+++ Material for this exercise +++
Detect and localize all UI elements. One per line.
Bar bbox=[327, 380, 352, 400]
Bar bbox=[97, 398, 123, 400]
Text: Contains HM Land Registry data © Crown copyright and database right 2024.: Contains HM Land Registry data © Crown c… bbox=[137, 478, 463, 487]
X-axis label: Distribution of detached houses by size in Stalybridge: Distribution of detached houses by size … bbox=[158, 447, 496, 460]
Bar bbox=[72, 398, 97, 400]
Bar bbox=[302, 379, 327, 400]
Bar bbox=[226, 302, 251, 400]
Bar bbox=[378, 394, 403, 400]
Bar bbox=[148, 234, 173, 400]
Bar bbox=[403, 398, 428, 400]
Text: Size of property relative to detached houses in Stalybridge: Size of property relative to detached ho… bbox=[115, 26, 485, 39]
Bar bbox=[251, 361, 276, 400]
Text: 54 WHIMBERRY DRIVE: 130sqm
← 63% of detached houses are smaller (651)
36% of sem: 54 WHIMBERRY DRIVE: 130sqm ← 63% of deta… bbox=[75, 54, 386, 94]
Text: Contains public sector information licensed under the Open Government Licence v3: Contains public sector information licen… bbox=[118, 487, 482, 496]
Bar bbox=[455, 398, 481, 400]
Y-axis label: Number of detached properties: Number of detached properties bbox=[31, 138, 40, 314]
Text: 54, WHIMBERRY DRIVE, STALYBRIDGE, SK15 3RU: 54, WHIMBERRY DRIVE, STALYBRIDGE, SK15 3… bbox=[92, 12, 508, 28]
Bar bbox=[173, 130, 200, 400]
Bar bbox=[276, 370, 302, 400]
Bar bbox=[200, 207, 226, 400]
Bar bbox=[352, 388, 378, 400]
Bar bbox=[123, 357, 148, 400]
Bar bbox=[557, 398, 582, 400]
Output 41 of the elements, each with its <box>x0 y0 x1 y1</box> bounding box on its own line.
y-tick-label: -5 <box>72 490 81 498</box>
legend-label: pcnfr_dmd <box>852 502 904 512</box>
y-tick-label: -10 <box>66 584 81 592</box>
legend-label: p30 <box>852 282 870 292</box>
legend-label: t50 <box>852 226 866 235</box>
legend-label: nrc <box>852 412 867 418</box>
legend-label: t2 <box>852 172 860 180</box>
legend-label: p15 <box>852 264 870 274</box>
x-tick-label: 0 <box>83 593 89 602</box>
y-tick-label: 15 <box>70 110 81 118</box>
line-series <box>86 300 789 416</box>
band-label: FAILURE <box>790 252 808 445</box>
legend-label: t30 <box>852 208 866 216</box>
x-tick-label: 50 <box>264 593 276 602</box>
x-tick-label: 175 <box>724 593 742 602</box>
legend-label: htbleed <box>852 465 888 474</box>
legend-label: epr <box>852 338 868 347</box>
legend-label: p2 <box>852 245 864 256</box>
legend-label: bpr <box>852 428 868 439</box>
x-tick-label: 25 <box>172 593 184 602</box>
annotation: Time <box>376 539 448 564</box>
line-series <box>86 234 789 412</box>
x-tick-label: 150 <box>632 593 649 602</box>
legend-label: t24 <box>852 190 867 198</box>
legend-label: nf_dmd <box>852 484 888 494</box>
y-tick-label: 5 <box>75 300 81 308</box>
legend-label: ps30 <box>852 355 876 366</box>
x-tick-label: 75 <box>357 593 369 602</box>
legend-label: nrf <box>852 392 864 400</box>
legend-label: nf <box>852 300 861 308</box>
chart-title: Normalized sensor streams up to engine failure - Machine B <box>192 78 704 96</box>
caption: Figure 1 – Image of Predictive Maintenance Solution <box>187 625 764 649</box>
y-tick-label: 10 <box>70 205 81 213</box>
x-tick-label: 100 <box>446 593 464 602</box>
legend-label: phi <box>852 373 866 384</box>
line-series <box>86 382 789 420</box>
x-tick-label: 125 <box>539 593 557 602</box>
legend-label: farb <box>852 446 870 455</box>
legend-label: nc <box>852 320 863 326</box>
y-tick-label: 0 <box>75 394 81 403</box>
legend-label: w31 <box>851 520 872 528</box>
+++
*Goal of the exercise:* Copy every line of the records above word for word, keeping the original order.

*Task output:*
Detect and localize all UI elements. One per line.
Bar bbox=[327, 380, 352, 400]
Bar bbox=[97, 398, 123, 400]
Text: Contains HM Land Registry data © Crown copyright and database right 2024.: Contains HM Land Registry data © Crown c… bbox=[137, 478, 463, 487]
X-axis label: Distribution of detached houses by size in Stalybridge: Distribution of detached houses by size … bbox=[158, 447, 496, 460]
Bar bbox=[72, 398, 97, 400]
Bar bbox=[302, 379, 327, 400]
Bar bbox=[226, 302, 251, 400]
Bar bbox=[378, 394, 403, 400]
Bar bbox=[148, 234, 173, 400]
Bar bbox=[403, 398, 428, 400]
Text: Size of property relative to detached houses in Stalybridge: Size of property relative to detached ho… bbox=[115, 26, 485, 39]
Bar bbox=[251, 361, 276, 400]
Text: 54 WHIMBERRY DRIVE: 130sqm
← 63% of detached houses are smaller (651)
36% of sem: 54 WHIMBERRY DRIVE: 130sqm ← 63% of deta… bbox=[75, 54, 386, 94]
Text: Contains public sector information licensed under the Open Government Licence v3: Contains public sector information licen… bbox=[118, 487, 482, 496]
Bar bbox=[455, 398, 481, 400]
Y-axis label: Number of detached properties: Number of detached properties bbox=[31, 138, 40, 314]
Text: 54, WHIMBERRY DRIVE, STALYBRIDGE, SK15 3RU: 54, WHIMBERRY DRIVE, STALYBRIDGE, SK15 3… bbox=[92, 12, 508, 28]
Bar bbox=[173, 130, 200, 400]
Bar bbox=[276, 370, 302, 400]
Bar bbox=[200, 207, 226, 400]
Bar bbox=[352, 388, 378, 400]
Bar bbox=[123, 357, 148, 400]
Bar bbox=[557, 398, 582, 400]
Output 41 of the elements, each with its <box>x0 y0 x1 y1</box> bounding box on its own line.
y-tick-label: -5 <box>72 490 81 498</box>
legend-label: pcnfr_dmd <box>852 502 904 512</box>
y-tick-label: -10 <box>66 584 81 592</box>
legend-label: p30 <box>852 282 870 292</box>
legend-label: t50 <box>852 226 866 235</box>
legend-label: nrc <box>852 412 867 418</box>
legend-label: t2 <box>852 172 860 180</box>
legend-label: p15 <box>852 264 870 274</box>
x-tick-label: 0 <box>83 593 89 602</box>
y-tick-label: 15 <box>70 110 81 118</box>
line-series <box>86 300 789 416</box>
band-label: FAILURE <box>790 252 808 445</box>
legend-label: t30 <box>852 208 866 216</box>
x-tick-label: 50 <box>264 593 276 602</box>
x-tick-label: 175 <box>724 593 742 602</box>
legend-label: htbleed <box>852 465 888 474</box>
legend-label: epr <box>852 338 868 347</box>
legend-label: p2 <box>852 245 864 256</box>
legend-label: bpr <box>852 428 868 439</box>
x-tick-label: 25 <box>172 593 184 602</box>
annotation: Time <box>376 539 448 564</box>
line-series <box>86 234 789 412</box>
x-tick-label: 150 <box>632 593 649 602</box>
legend-label: t24 <box>852 190 867 198</box>
legend-label: nf_dmd <box>852 484 888 494</box>
y-tick-label: 5 <box>75 300 81 308</box>
legend-label: ps30 <box>852 355 876 366</box>
x-tick-label: 75 <box>357 593 369 602</box>
legend-label: nrf <box>852 392 864 400</box>
legend-label: nf <box>852 300 861 308</box>
chart-title: Normalized sensor streams up to engine failure - Machine B <box>192 78 704 96</box>
caption: Figure 1 – Image of Predictive Maintenance Solution <box>187 625 764 649</box>
y-tick-label: 10 <box>70 205 81 213</box>
x-tick-label: 100 <box>446 593 464 602</box>
legend-label: phi <box>852 373 866 384</box>
line-series <box>86 382 789 420</box>
x-tick-label: 125 <box>539 593 557 602</box>
legend-label: farb <box>852 446 870 455</box>
legend-label: nc <box>852 320 863 326</box>
y-tick-label: 0 <box>75 394 81 403</box>
legend-label: w31 <box>851 520 872 528</box>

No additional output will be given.